====== THE DATA ======

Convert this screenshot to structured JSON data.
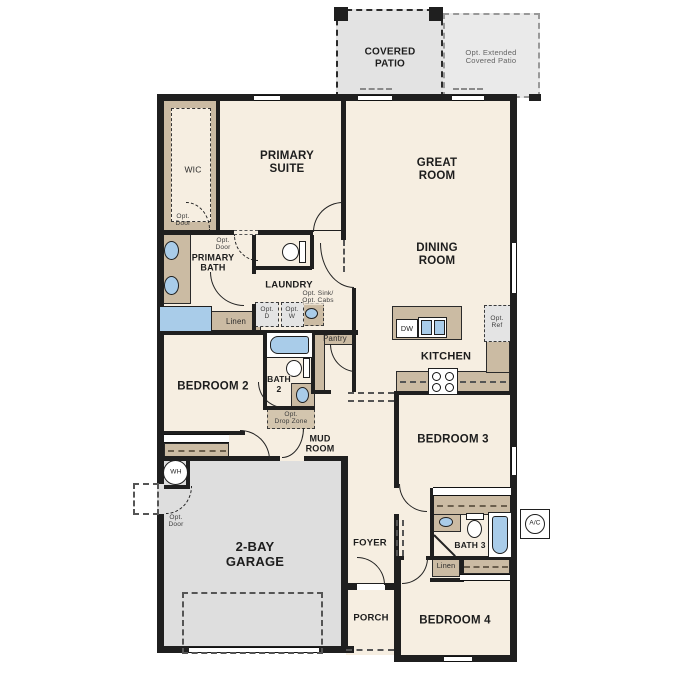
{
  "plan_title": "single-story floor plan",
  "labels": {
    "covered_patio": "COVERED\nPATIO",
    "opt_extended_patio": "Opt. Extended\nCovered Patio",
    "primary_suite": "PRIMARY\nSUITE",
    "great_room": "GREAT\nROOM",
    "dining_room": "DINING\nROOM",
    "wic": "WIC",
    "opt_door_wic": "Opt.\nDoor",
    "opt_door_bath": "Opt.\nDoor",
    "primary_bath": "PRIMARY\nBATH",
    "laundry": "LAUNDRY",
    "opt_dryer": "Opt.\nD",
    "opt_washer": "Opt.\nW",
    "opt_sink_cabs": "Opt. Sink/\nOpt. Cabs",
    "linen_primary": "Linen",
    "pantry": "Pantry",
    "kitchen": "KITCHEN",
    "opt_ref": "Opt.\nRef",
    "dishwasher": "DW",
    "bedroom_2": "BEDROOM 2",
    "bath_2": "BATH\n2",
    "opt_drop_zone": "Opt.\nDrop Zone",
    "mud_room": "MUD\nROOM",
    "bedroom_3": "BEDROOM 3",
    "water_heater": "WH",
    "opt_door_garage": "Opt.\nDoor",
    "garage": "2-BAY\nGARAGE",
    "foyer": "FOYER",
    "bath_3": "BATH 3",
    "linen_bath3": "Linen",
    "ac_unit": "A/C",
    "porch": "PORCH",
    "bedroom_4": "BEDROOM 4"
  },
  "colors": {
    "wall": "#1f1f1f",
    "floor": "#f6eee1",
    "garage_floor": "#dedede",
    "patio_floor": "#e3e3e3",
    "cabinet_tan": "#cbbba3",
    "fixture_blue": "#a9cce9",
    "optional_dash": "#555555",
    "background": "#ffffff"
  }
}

======
====== THE DATA ======

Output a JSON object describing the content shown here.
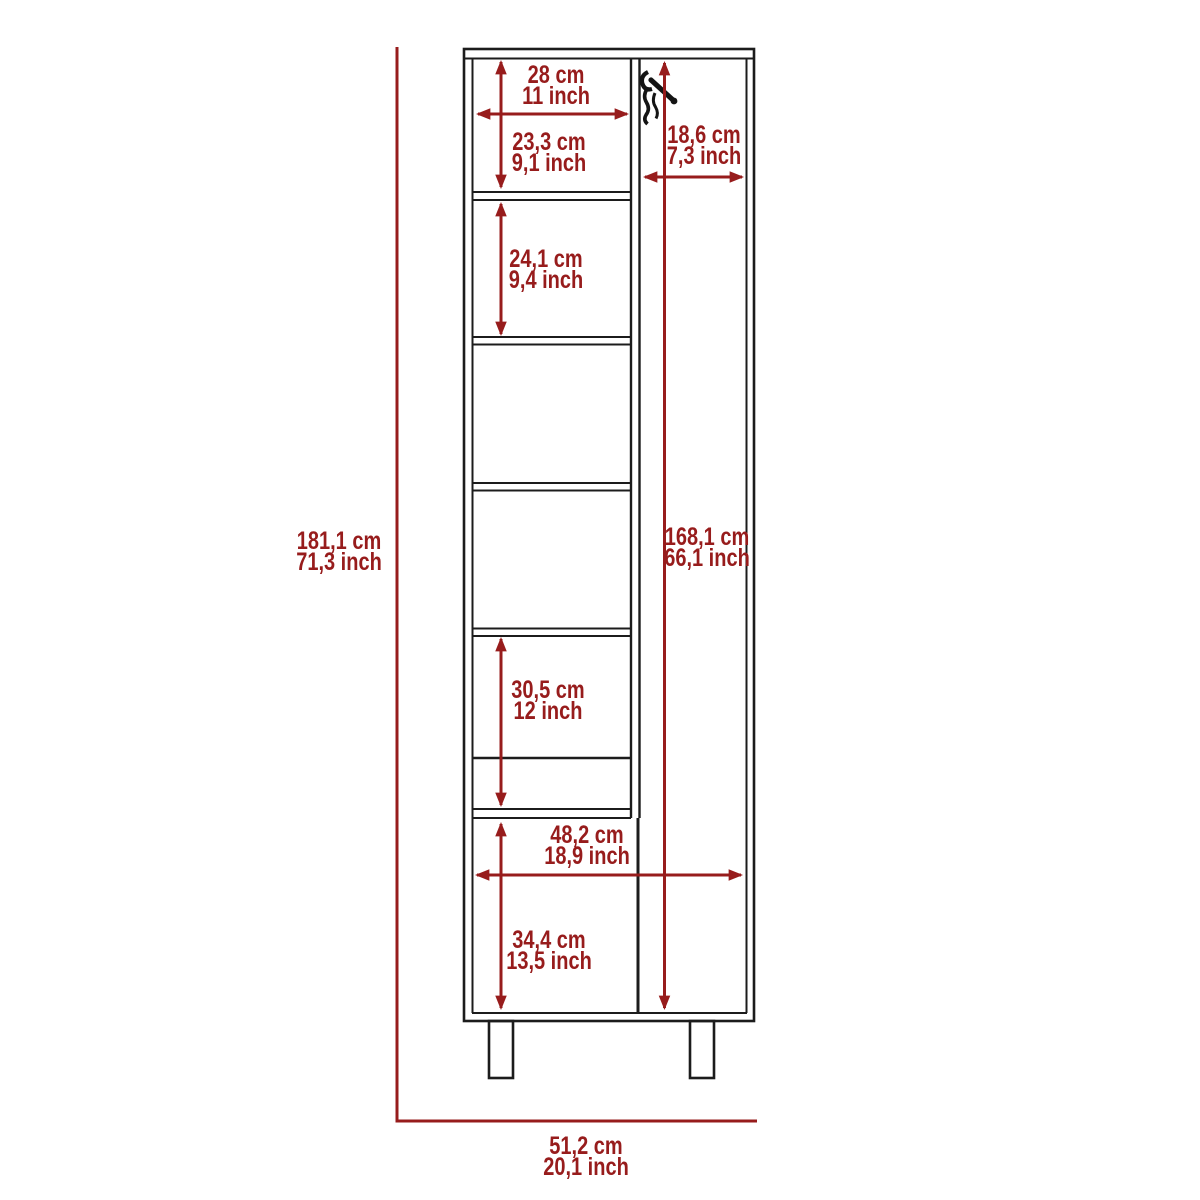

======
====== THE DATA ======

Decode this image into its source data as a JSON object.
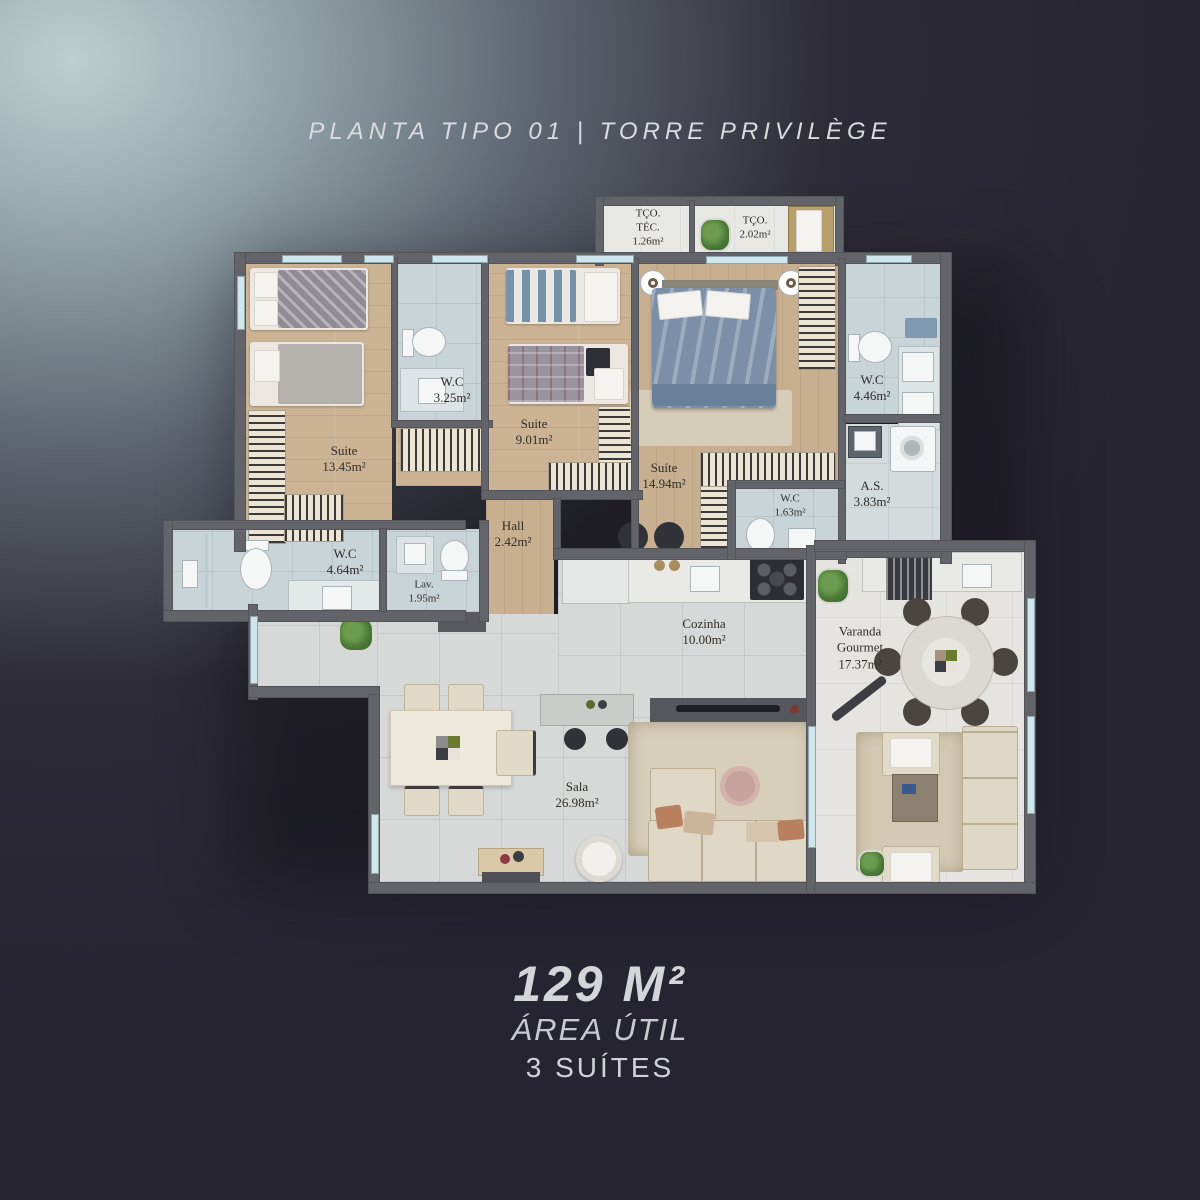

======

### JOB
Your task is to list each line of the records with the word "object".

### COMPLETE ANSWER
Output a JSON object describing the content shown here.
Decode this image into its source data as a JSON object.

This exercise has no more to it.